• _SUPPLIED MATERIAL_
□ □ □ □ □

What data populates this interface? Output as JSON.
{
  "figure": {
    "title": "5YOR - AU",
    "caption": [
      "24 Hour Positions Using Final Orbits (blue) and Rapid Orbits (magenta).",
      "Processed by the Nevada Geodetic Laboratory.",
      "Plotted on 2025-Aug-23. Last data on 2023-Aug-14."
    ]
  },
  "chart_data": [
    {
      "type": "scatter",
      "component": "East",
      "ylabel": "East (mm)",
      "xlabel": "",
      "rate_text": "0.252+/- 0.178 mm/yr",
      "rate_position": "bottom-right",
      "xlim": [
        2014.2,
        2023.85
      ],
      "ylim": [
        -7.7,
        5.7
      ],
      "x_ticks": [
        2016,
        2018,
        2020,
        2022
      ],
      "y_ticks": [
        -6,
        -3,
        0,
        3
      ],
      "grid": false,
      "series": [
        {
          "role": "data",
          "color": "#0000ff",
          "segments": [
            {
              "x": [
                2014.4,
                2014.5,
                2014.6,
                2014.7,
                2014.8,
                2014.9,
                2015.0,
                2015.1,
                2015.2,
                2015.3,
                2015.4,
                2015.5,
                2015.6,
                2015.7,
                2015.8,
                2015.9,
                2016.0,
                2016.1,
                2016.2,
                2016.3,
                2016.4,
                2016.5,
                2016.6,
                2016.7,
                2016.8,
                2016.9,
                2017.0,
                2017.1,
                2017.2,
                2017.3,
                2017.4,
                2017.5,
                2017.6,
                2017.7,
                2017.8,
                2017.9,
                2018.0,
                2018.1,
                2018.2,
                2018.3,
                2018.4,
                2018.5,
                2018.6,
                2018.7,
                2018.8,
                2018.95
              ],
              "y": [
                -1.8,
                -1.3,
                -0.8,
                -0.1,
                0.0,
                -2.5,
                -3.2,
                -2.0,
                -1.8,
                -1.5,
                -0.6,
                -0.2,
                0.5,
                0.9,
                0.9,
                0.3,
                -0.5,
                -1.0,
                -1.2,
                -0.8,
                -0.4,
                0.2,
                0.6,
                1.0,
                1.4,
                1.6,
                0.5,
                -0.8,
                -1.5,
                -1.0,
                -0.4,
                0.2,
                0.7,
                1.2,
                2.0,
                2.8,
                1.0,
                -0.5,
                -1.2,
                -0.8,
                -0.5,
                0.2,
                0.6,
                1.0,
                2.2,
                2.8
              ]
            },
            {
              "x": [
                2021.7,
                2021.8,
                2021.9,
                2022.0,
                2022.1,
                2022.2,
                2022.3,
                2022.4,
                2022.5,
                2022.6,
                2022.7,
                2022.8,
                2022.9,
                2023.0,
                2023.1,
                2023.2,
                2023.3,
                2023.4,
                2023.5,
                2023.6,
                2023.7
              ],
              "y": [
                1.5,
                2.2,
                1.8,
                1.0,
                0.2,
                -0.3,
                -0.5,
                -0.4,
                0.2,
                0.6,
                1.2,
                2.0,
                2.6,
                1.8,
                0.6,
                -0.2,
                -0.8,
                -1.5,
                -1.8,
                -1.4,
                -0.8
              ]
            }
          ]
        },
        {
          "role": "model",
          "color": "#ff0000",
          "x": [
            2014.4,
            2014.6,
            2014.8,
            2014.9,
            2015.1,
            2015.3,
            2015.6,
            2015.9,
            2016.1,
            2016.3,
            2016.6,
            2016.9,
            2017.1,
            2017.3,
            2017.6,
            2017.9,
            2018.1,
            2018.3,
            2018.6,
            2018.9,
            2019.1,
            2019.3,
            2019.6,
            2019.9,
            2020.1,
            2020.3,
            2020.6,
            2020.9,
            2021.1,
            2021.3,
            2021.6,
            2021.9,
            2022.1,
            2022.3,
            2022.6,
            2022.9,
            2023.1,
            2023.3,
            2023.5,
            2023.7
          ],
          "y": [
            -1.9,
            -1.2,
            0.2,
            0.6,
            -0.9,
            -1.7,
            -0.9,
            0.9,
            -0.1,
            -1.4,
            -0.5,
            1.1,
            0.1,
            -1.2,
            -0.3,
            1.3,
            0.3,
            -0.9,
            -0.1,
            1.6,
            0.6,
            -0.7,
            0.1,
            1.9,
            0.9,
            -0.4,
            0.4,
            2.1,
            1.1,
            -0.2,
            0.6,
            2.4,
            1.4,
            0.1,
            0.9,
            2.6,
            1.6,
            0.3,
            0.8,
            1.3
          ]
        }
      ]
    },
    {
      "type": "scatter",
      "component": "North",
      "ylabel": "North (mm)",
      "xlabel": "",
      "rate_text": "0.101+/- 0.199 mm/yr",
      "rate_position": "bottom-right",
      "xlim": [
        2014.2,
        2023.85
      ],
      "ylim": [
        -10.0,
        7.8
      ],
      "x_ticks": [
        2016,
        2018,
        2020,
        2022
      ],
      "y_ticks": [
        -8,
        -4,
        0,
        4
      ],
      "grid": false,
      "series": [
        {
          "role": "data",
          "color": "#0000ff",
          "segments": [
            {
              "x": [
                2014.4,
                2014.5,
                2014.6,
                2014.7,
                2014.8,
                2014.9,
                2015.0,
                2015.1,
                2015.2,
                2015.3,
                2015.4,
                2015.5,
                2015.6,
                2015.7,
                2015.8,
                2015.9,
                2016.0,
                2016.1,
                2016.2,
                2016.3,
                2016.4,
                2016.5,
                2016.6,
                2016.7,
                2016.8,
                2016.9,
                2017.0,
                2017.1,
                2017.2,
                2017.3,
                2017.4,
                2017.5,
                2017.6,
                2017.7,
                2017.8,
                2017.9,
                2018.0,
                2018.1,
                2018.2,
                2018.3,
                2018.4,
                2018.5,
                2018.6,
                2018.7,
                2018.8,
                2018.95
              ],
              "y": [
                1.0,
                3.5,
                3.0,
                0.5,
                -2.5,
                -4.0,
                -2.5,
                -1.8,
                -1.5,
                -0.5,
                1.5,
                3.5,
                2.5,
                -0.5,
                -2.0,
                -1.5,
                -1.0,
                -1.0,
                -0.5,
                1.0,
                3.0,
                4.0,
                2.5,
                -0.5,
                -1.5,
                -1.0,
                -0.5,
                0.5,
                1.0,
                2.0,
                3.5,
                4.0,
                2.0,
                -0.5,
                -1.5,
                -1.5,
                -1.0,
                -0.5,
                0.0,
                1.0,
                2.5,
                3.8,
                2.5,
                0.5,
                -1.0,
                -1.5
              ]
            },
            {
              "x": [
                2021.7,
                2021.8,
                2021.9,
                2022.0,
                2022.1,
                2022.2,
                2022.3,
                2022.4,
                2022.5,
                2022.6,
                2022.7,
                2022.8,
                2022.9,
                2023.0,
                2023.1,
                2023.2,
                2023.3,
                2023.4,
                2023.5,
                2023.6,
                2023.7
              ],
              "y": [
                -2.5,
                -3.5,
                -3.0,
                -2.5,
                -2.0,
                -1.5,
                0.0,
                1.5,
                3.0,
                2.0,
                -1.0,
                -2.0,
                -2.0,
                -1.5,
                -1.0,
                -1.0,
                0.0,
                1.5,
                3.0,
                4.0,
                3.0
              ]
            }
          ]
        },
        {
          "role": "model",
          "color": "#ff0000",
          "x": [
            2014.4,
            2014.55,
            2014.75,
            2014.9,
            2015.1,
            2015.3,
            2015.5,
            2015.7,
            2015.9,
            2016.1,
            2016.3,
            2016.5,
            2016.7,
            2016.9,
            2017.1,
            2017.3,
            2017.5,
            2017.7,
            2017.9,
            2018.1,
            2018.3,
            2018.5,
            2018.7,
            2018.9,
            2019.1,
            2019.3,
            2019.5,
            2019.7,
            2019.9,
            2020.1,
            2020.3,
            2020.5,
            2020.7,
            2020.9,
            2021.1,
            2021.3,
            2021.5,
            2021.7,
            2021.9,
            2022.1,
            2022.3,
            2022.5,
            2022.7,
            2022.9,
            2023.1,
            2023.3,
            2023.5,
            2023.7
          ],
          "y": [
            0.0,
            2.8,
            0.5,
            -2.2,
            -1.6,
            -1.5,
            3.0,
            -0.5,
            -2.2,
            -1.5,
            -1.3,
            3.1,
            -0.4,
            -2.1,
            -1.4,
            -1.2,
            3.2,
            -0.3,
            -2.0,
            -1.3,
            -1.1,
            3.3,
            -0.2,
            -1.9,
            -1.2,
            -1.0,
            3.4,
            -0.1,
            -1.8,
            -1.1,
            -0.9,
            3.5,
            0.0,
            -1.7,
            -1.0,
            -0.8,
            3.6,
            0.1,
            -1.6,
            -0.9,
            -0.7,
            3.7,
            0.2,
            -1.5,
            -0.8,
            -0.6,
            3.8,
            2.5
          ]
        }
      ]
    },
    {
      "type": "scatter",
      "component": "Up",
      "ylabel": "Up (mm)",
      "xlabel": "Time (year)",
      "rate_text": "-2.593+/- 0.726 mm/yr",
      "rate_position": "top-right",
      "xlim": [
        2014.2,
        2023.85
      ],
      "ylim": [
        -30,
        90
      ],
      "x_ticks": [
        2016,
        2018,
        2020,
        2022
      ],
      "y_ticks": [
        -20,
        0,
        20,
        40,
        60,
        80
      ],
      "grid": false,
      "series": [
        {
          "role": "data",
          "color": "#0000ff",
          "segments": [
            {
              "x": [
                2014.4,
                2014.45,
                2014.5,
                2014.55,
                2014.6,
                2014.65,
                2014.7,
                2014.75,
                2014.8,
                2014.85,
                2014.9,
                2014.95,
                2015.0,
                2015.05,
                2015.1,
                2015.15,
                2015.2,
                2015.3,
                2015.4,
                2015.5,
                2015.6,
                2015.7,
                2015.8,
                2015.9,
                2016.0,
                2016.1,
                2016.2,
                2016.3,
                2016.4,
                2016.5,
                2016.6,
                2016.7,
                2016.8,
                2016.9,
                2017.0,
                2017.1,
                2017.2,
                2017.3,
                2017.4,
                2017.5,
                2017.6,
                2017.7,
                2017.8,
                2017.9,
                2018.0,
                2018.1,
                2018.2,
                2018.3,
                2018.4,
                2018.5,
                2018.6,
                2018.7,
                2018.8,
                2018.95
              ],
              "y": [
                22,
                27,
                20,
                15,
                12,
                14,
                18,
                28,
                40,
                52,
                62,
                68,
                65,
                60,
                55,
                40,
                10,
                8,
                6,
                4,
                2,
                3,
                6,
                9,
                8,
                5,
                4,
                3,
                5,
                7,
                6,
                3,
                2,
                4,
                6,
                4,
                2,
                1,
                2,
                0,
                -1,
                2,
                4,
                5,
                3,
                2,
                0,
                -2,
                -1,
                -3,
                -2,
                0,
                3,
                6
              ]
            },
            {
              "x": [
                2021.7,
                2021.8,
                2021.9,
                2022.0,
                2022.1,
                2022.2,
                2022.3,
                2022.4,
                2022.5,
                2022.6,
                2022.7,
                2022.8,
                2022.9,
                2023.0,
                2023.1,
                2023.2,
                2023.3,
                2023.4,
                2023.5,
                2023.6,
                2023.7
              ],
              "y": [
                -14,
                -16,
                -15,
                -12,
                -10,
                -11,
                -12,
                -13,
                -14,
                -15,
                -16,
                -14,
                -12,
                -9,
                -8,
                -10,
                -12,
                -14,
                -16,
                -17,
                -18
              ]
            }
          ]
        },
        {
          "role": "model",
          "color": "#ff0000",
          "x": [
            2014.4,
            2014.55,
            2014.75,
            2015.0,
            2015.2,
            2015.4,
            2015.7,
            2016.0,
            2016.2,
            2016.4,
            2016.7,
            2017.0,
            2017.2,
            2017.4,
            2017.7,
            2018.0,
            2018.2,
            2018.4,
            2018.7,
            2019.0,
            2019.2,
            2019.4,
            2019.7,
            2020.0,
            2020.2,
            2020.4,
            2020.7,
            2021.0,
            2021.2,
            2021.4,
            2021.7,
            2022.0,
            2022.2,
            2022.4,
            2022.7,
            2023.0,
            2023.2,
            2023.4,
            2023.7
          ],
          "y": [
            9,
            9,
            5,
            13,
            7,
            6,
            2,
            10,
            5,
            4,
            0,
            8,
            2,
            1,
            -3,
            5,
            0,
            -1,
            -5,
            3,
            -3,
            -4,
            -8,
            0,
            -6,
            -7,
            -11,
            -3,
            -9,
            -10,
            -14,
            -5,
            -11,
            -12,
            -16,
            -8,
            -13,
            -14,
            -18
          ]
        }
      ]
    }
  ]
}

□ □ □ □ □

• _EXERCISE TASK_
State how many lines include the string "ylabel". Give no other information.

• _RESPONSE TO THE EXERCISE_
3